— start Exercise inputs —
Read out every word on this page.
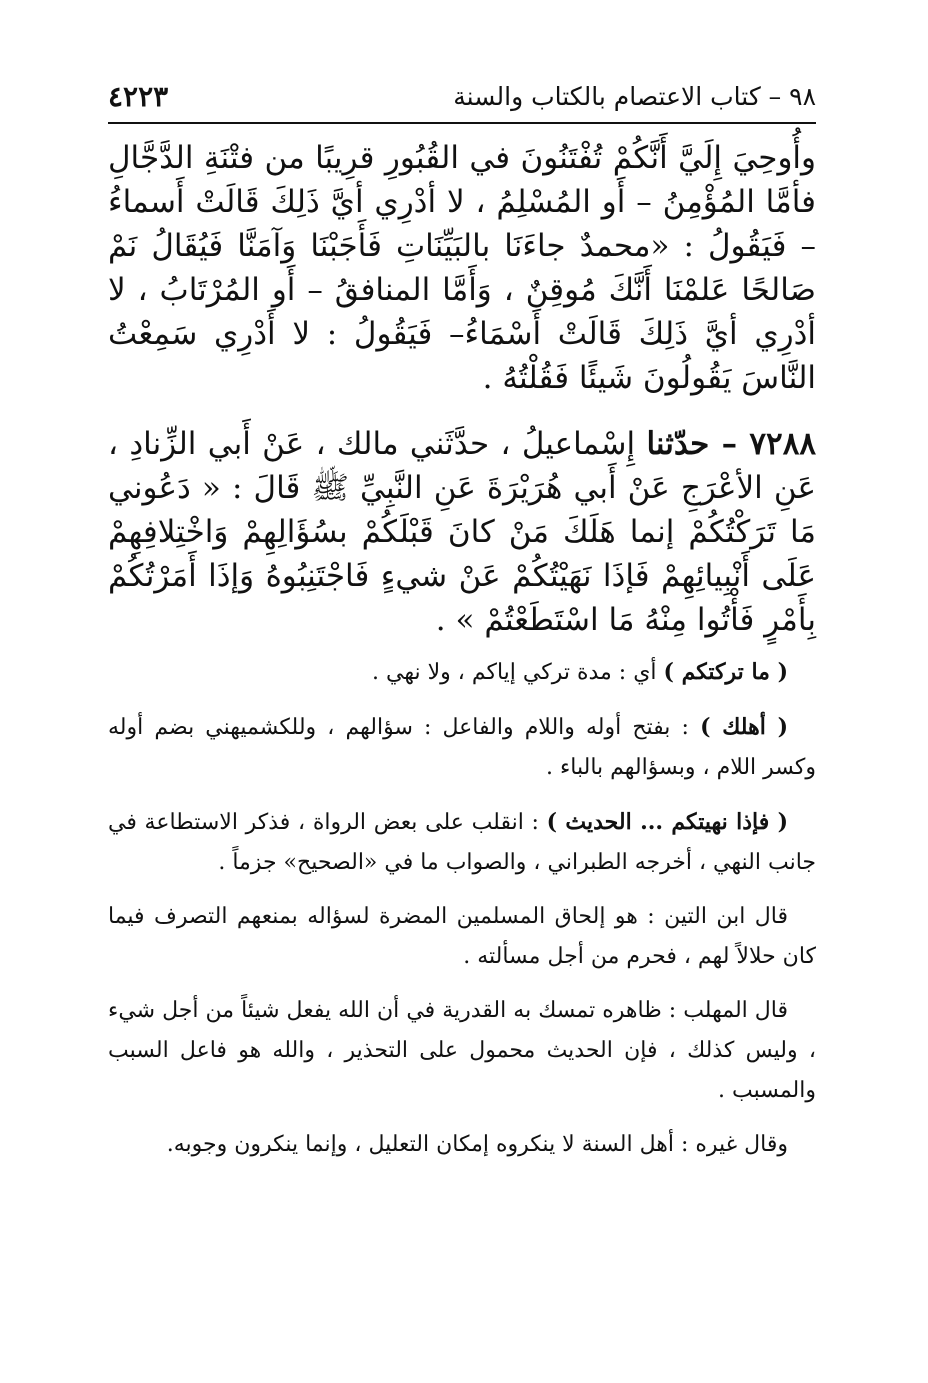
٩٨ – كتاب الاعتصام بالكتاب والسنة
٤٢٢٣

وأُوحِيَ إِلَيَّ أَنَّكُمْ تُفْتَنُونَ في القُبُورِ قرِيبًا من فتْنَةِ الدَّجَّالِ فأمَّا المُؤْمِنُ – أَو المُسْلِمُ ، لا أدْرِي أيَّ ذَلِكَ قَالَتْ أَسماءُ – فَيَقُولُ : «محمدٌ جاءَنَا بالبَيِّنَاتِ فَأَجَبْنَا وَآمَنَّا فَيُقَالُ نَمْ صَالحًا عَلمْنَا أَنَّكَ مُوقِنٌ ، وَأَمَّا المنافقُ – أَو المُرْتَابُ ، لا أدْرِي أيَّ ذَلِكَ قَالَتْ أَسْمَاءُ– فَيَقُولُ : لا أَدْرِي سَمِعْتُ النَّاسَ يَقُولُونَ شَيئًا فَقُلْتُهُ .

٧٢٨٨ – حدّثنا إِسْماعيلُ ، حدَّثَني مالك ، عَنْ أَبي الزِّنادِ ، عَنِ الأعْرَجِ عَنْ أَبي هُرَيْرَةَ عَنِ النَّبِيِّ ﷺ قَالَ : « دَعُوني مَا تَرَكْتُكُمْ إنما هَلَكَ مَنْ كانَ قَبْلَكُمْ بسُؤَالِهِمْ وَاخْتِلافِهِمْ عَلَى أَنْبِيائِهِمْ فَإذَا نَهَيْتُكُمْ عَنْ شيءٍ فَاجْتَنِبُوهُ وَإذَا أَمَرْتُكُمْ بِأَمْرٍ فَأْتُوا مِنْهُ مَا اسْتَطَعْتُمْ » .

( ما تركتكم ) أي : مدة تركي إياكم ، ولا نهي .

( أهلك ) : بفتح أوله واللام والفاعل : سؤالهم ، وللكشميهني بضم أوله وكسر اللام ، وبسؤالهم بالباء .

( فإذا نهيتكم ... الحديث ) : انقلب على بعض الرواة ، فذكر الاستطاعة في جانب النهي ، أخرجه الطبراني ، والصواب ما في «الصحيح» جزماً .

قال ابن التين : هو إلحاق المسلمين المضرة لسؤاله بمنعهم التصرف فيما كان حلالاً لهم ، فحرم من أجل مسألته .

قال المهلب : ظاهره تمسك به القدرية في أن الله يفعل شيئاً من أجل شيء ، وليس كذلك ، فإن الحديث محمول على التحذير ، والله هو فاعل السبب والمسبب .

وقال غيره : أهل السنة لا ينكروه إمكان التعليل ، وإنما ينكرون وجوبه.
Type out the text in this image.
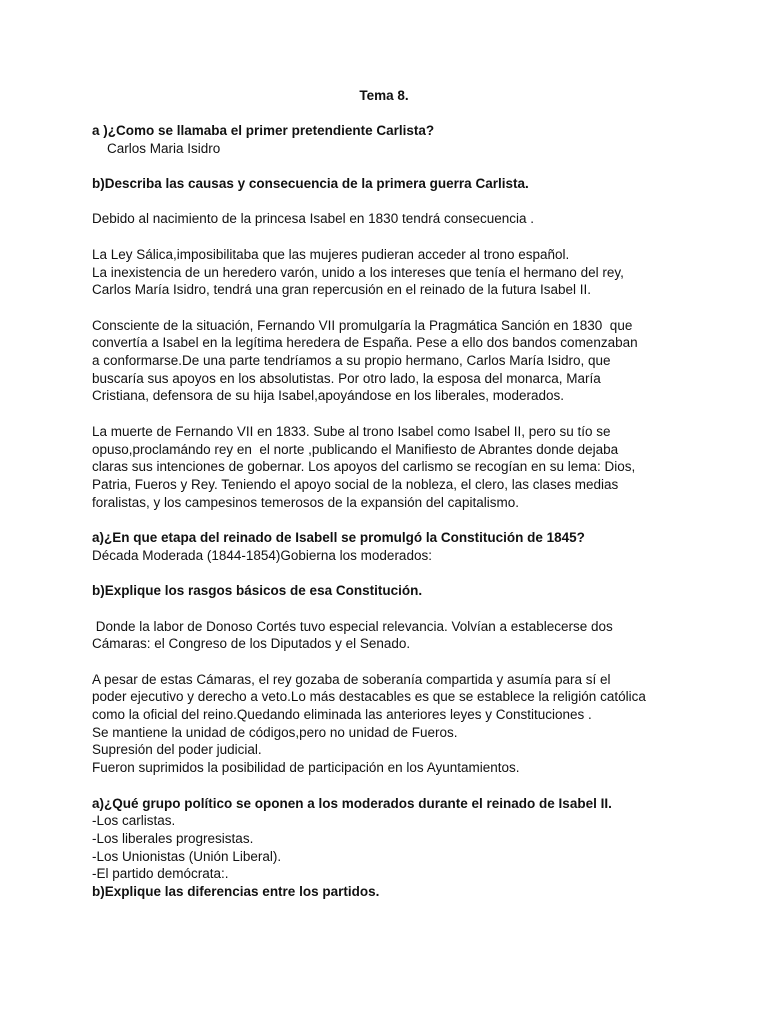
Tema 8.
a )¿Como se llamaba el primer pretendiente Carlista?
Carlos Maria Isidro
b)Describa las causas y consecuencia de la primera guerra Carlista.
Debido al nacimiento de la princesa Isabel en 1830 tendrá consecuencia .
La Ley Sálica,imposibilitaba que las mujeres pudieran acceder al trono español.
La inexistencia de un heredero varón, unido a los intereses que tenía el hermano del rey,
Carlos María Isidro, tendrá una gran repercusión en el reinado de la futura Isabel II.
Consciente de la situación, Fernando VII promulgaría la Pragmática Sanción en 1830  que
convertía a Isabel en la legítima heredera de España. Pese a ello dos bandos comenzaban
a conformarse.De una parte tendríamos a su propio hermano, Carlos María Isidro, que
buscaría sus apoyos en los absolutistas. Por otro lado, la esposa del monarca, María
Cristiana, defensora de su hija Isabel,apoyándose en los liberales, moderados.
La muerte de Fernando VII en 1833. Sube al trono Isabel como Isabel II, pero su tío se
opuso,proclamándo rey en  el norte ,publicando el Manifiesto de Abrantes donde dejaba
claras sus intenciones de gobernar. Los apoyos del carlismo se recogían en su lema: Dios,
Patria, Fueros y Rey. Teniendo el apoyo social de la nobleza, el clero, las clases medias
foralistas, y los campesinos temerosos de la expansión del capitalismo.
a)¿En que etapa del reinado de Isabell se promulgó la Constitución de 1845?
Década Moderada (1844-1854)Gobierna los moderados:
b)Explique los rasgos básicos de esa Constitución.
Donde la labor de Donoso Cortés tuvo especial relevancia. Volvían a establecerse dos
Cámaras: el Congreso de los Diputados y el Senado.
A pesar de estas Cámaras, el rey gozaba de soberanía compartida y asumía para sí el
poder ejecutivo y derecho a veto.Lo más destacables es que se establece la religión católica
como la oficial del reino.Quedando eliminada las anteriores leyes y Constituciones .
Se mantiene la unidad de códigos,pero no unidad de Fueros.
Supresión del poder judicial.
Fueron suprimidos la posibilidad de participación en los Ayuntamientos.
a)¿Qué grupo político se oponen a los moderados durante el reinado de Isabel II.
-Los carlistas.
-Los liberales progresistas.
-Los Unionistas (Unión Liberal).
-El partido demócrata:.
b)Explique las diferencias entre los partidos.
— end Exercise inputs —
Exercise brief » Leave out all images, then reproduce the entries above exactly.

Expected answer »
Read out every word on this page.
٩٨ – كتاب الاعتصام بالكتاب والسنة
٤٢٢٣

وأُوحِيَ إِلَيَّ أَنَّكُمْ تُفْتَنُونَ في القُبُورِ قرِيبًا من فتْنَةِ الدَّجَّالِ فأمَّا المُؤْمِنُ – أَو المُسْلِمُ ، لا أدْرِي أيَّ ذَلِكَ قَالَتْ أَسماءُ – فَيَقُولُ : «محمدٌ جاءَنَا بالبَيِّنَاتِ فَأَجَبْنَا وَآمَنَّا فَيُقَالُ نَمْ صَالحًا عَلمْنَا أَنَّكَ مُوقِنٌ ، وَأَمَّا المنافقُ – أَو المُرْتَابُ ، لا أدْرِي أيَّ ذَلِكَ قَالَتْ أَسْمَاءُ– فَيَقُولُ : لا أَدْرِي سَمِعْتُ النَّاسَ يَقُولُونَ شَيئًا فَقُلْتُهُ .

٧٢٨٨ – حدّثنا إِسْماعيلُ ، حدَّثَني مالك ، عَنْ أَبي الزِّنادِ ، عَنِ الأعْرَجِ عَنْ أَبي هُرَيْرَةَ عَنِ النَّبِيِّ ﷺ قَالَ : « دَعُوني مَا تَرَكْتُكُمْ إنما هَلَكَ مَنْ كانَ قَبْلَكُمْ بسُؤَالِهِمْ وَاخْتِلافِهِمْ عَلَى أَنْبِيائِهِمْ فَإذَا نَهَيْتُكُمْ عَنْ شيءٍ فَاجْتَنِبُوهُ وَإذَا أَمَرْتُكُمْ بِأَمْرٍ فَأْتُوا مِنْهُ مَا اسْتَطَعْتُمْ » .

( ما تركتكم ) أي : مدة تركي إياكم ، ولا نهي .

( أهلك ) : بفتح أوله واللام والفاعل : سؤالهم ، وللكشميهني بضم أوله وكسر اللام ، وبسؤالهم بالباء .

( فإذا نهيتكم ... الحديث ) : انقلب على بعض الرواة ، فذكر الاستطاعة في جانب النهي ، أخرجه الطبراني ، والصواب ما في «الصحيح» جزماً .

قال ابن التين : هو إلحاق المسلمين المضرة لسؤاله بمنعهم التصرف فيما كان حلالاً لهم ، فحرم من أجل مسألته .

قال المهلب : ظاهره تمسك به القدرية في أن الله يفعل شيئاً من أجل شيء ، وليس كذلك ، فإن الحديث محمول على التحذير ، والله هو فاعل السبب والمسبب .

وقال غيره : أهل السنة لا ينكروه إمكان التعليل ، وإنما ينكرون وجوبه.
Type out the text in this image.
Tema 8.
a )¿Como se llamaba el primer pretendiente Carlista?
Carlos Maria Isidro
b)Describa las causas y consecuencia de la primera guerra Carlista.
Debido al nacimiento de la princesa Isabel en 1830 tendrá consecuencia .
La Ley Sálica,imposibilitaba que las mujeres pudieran acceder al trono español.
La inexistencia de un heredero varón, unido a los intereses que tenía el hermano del rey,
Carlos María Isidro, tendrá una gran repercusión en el reinado de la futura Isabel II.
Consciente de la situación, Fernando VII promulgaría la Pragmática Sanción en 1830  que
convertía a Isabel en la legítima heredera de España. Pese a ello dos bandos comenzaban
a conformarse.De una parte tendríamos a su propio hermano, Carlos María Isidro, que
buscaría sus apoyos en los absolutistas. Por otro lado, la esposa del monarca, María
Cristiana, defensora de su hija Isabel,apoyándose en los liberales, moderados.
La muerte de Fernando VII en 1833. Sube al trono Isabel como Isabel II, pero su tío se
opuso,proclamándo rey en  el norte ,publicando el Manifiesto de Abrantes donde dejaba
claras sus intenciones de gobernar. Los apoyos del carlismo se recogían en su lema: Dios,
Patria, Fueros y Rey. Teniendo el apoyo social de la nobleza, el clero, las clases medias
foralistas, y los campesinos temerosos de la expansión del capitalismo.
a)¿En que etapa del reinado de Isabell se promulgó la Constitución de 1845?
Década Moderada (1844-1854)Gobierna los moderados:
b)Explique los rasgos básicos de esa Constitución.
Donde la labor de Donoso Cortés tuvo especial relevancia. Volvían a establecerse dos
Cámaras: el Congreso de los Diputados y el Senado.
A pesar de estas Cámaras, el rey gozaba de soberanía compartida y asumía para sí el
poder ejecutivo y derecho a veto.Lo más destacables es que se establece la religión católica
como la oficial del reino.Quedando eliminada las anteriores leyes y Constituciones .
Se mantiene la unidad de códigos,pero no unidad de Fueros.
Supresión del poder judicial.
Fueron suprimidos la posibilidad de participación en los Ayuntamientos.
a)¿Qué grupo político se oponen a los moderados durante el reinado de Isabel II.
-Los carlistas.
-Los liberales progresistas.
-Los Unionistas (Unión Liberal).
-El partido demócrata:.
b)Explique las diferencias entre los partidos.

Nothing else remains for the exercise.